- _EXERCISE BRIEF_: Set down every entry again word for word, please, but skip the pictures.

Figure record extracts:
────────────────────

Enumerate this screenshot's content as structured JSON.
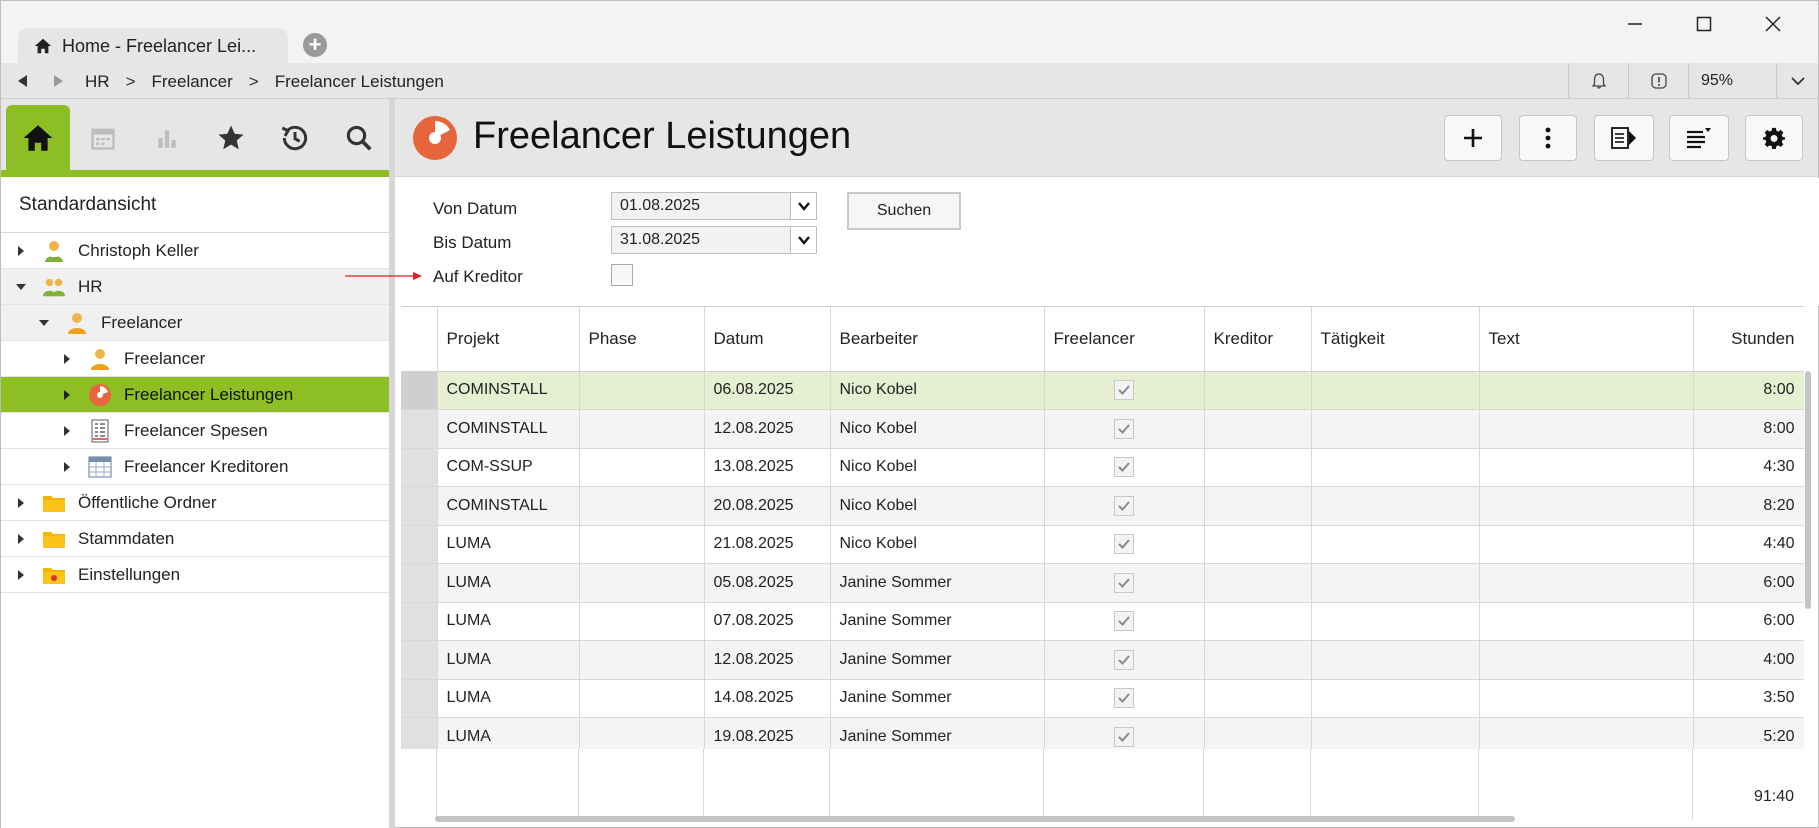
{
  "window": {
    "tab_title": "Home - Freelancer Lei...",
    "new_tab_symbol": "+"
  },
  "addressbar": {
    "breadcrumbs": [
      "HR",
      "Freelancer",
      "Freelancer Leistungen"
    ],
    "separator": ">",
    "zoom": "95%"
  },
  "sidebar": {
    "title": "Standardansicht",
    "tree": [
      {
        "label": "Christoph Keller",
        "level": 0,
        "expanded": false,
        "icon": "person-icon"
      },
      {
        "label": "HR",
        "level": 0,
        "expanded": true,
        "icon": "group-icon"
      },
      {
        "label": "Freelancer",
        "level": 1,
        "expanded": true,
        "icon": "person-icon"
      },
      {
        "label": "Freelancer",
        "level": 2,
        "expanded": false,
        "icon": "person-icon"
      },
      {
        "label": "Freelancer Leistungen",
        "level": 2,
        "expanded": false,
        "icon": "pie-icon",
        "selected": true
      },
      {
        "label": "Freelancer Spesen",
        "level": 2,
        "expanded": false,
        "icon": "receipt-icon"
      },
      {
        "label": "Freelancer Kreditoren",
        "level": 2,
        "expanded": false,
        "icon": "table-icon"
      },
      {
        "label": "Öffentliche Ordner",
        "level": 0,
        "expanded": false,
        "icon": "folder-icon"
      },
      {
        "label": "Stammdaten",
        "level": 0,
        "expanded": false,
        "icon": "folder-icon"
      },
      {
        "label": "Einstellungen",
        "level": 0,
        "expanded": false,
        "icon": "settings-folder-icon"
      }
    ]
  },
  "main": {
    "title": "Freelancer Leistungen",
    "filters": {
      "von_label": "Von Datum",
      "von_value": "01.08.2025",
      "bis_label": "Bis Datum",
      "bis_value": "31.08.2025",
      "kreditor_label": "Auf Kreditor",
      "search_label": "Suchen"
    },
    "columns": [
      "Projekt",
      "Phase",
      "Datum",
      "Bearbeiter",
      "Freelancer",
      "Kreditor",
      "Tätigkeit",
      "Text",
      "Stunden"
    ],
    "rows": [
      {
        "projekt": "COMINSTALL",
        "phase": "",
        "datum": "06.08.2025",
        "bearbeiter": "Nico Kobel",
        "freelancer": true,
        "kreditor": "",
        "taetigkeit": "",
        "text": "",
        "stunden": "8:00"
      },
      {
        "projekt": "COMINSTALL",
        "phase": "",
        "datum": "12.08.2025",
        "bearbeiter": "Nico Kobel",
        "freelancer": true,
        "kreditor": "",
        "taetigkeit": "",
        "text": "",
        "stunden": "8:00"
      },
      {
        "projekt": "COM-SSUP",
        "phase": "",
        "datum": "13.08.2025",
        "bearbeiter": "Nico Kobel",
        "freelancer": true,
        "kreditor": "",
        "taetigkeit": "",
        "text": "",
        "stunden": "4:30"
      },
      {
        "projekt": "COMINSTALL",
        "phase": "",
        "datum": "20.08.2025",
        "bearbeiter": "Nico Kobel",
        "freelancer": true,
        "kreditor": "",
        "taetigkeit": "",
        "text": "",
        "stunden": "8:20"
      },
      {
        "projekt": "LUMA",
        "phase": "",
        "datum": "21.08.2025",
        "bearbeiter": "Nico Kobel",
        "freelancer": true,
        "kreditor": "",
        "taetigkeit": "",
        "text": "",
        "stunden": "4:40"
      },
      {
        "projekt": "LUMA",
        "phase": "",
        "datum": "05.08.2025",
        "bearbeiter": "Janine Sommer",
        "freelancer": true,
        "kreditor": "",
        "taetigkeit": "",
        "text": "",
        "stunden": "6:00"
      },
      {
        "projekt": "LUMA",
        "phase": "",
        "datum": "07.08.2025",
        "bearbeiter": "Janine Sommer",
        "freelancer": true,
        "kreditor": "",
        "taetigkeit": "",
        "text": "",
        "stunden": "6:00"
      },
      {
        "projekt": "LUMA",
        "phase": "",
        "datum": "12.08.2025",
        "bearbeiter": "Janine Sommer",
        "freelancer": true,
        "kreditor": "",
        "taetigkeit": "",
        "text": "",
        "stunden": "4:00"
      },
      {
        "projekt": "LUMA",
        "phase": "",
        "datum": "14.08.2025",
        "bearbeiter": "Janine Sommer",
        "freelancer": true,
        "kreditor": "",
        "taetigkeit": "",
        "text": "",
        "stunden": "3:50"
      },
      {
        "projekt": "LUMA",
        "phase": "",
        "datum": "19.08.2025",
        "bearbeiter": "Janine Sommer",
        "freelancer": true,
        "kreditor": "",
        "taetigkeit": "",
        "text": "",
        "stunden": "5:20"
      }
    ],
    "total_stunden": "91:40"
  },
  "colors": {
    "accent_green": "#8dbf24",
    "selected_row": "#e6efd2",
    "logo_orange": "#e8643c",
    "annotation_red": "#e02020"
  }
}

────────────────────

- _OUTPUT FOR THIS EXERCISE_:
Enumerate this screenshot's content as structured JSON.
{
  "window": {
    "tab_title": "Home - Freelancer Lei...",
    "new_tab_symbol": "+"
  },
  "addressbar": {
    "breadcrumbs": [
      "HR",
      "Freelancer",
      "Freelancer Leistungen"
    ],
    "separator": ">",
    "zoom": "95%"
  },
  "sidebar": {
    "title": "Standardansicht",
    "tree": [
      {
        "label": "Christoph Keller",
        "level": 0,
        "expanded": false,
        "icon": "person-icon"
      },
      {
        "label": "HR",
        "level": 0,
        "expanded": true,
        "icon": "group-icon"
      },
      {
        "label": "Freelancer",
        "level": 1,
        "expanded": true,
        "icon": "person-icon"
      },
      {
        "label": "Freelancer",
        "level": 2,
        "expanded": false,
        "icon": "person-icon"
      },
      {
        "label": "Freelancer Leistungen",
        "level": 2,
        "expanded": false,
        "icon": "pie-icon",
        "selected": true
      },
      {
        "label": "Freelancer Spesen",
        "level": 2,
        "expanded": false,
        "icon": "receipt-icon"
      },
      {
        "label": "Freelancer Kreditoren",
        "level": 2,
        "expanded": false,
        "icon": "table-icon"
      },
      {
        "label": "Öffentliche Ordner",
        "level": 0,
        "expanded": false,
        "icon": "folder-icon"
      },
      {
        "label": "Stammdaten",
        "level": 0,
        "expanded": false,
        "icon": "folder-icon"
      },
      {
        "label": "Einstellungen",
        "level": 0,
        "expanded": false,
        "icon": "settings-folder-icon"
      }
    ]
  },
  "main": {
    "title": "Freelancer Leistungen",
    "filters": {
      "von_label": "Von Datum",
      "von_value": "01.08.2025",
      "bis_label": "Bis Datum",
      "bis_value": "31.08.2025",
      "kreditor_label": "Auf Kreditor",
      "search_label": "Suchen"
    },
    "columns": [
      "Projekt",
      "Phase",
      "Datum",
      "Bearbeiter",
      "Freelancer",
      "Kreditor",
      "Tätigkeit",
      "Text",
      "Stunden"
    ],
    "rows": [
      {
        "projekt": "COMINSTALL",
        "phase": "",
        "datum": "06.08.2025",
        "bearbeiter": "Nico Kobel",
        "freelancer": true,
        "kreditor": "",
        "taetigkeit": "",
        "text": "",
        "stunden": "8:00"
      },
      {
        "projekt": "COMINSTALL",
        "phase": "",
        "datum": "12.08.2025",
        "bearbeiter": "Nico Kobel",
        "freelancer": true,
        "kreditor": "",
        "taetigkeit": "",
        "text": "",
        "stunden": "8:00"
      },
      {
        "projekt": "COM-SSUP",
        "phase": "",
        "datum": "13.08.2025",
        "bearbeiter": "Nico Kobel",
        "freelancer": true,
        "kreditor": "",
        "taetigkeit": "",
        "text": "",
        "stunden": "4:30"
      },
      {
        "projekt": "COMINSTALL",
        "phase": "",
        "datum": "20.08.2025",
        "bearbeiter": "Nico Kobel",
        "freelancer": true,
        "kreditor": "",
        "taetigkeit": "",
        "text": "",
        "stunden": "8:20"
      },
      {
        "projekt": "LUMA",
        "phase": "",
        "datum": "21.08.2025",
        "bearbeiter": "Nico Kobel",
        "freelancer": true,
        "kreditor": "",
        "taetigkeit": "",
        "text": "",
        "stunden": "4:40"
      },
      {
        "projekt": "LUMA",
        "phase": "",
        "datum": "05.08.2025",
        "bearbeiter": "Janine Sommer",
        "freelancer": true,
        "kreditor": "",
        "taetigkeit": "",
        "text": "",
        "stunden": "6:00"
      },
      {
        "projekt": "LUMA",
        "phase": "",
        "datum": "07.08.2025",
        "bearbeiter": "Janine Sommer",
        "freelancer": true,
        "kreditor": "",
        "taetigkeit": "",
        "text": "",
        "stunden": "6:00"
      },
      {
        "projekt": "LUMA",
        "phase": "",
        "datum": "12.08.2025",
        "bearbeiter": "Janine Sommer",
        "freelancer": true,
        "kreditor": "",
        "taetigkeit": "",
        "text": "",
        "stunden": "4:00"
      },
      {
        "projekt": "LUMA",
        "phase": "",
        "datum": "14.08.2025",
        "bearbeiter": "Janine Sommer",
        "freelancer": true,
        "kreditor": "",
        "taetigkeit": "",
        "text": "",
        "stunden": "3:50"
      },
      {
        "projekt": "LUMA",
        "phase": "",
        "datum": "19.08.2025",
        "bearbeiter": "Janine Sommer",
        "freelancer": true,
        "kreditor": "",
        "taetigkeit": "",
        "text": "",
        "stunden": "5:20"
      }
    ],
    "total_stunden": "91:40"
  },
  "colors": {
    "accent_green": "#8dbf24",
    "selected_row": "#e6efd2",
    "logo_orange": "#e8643c",
    "annotation_red": "#e02020"
  }
}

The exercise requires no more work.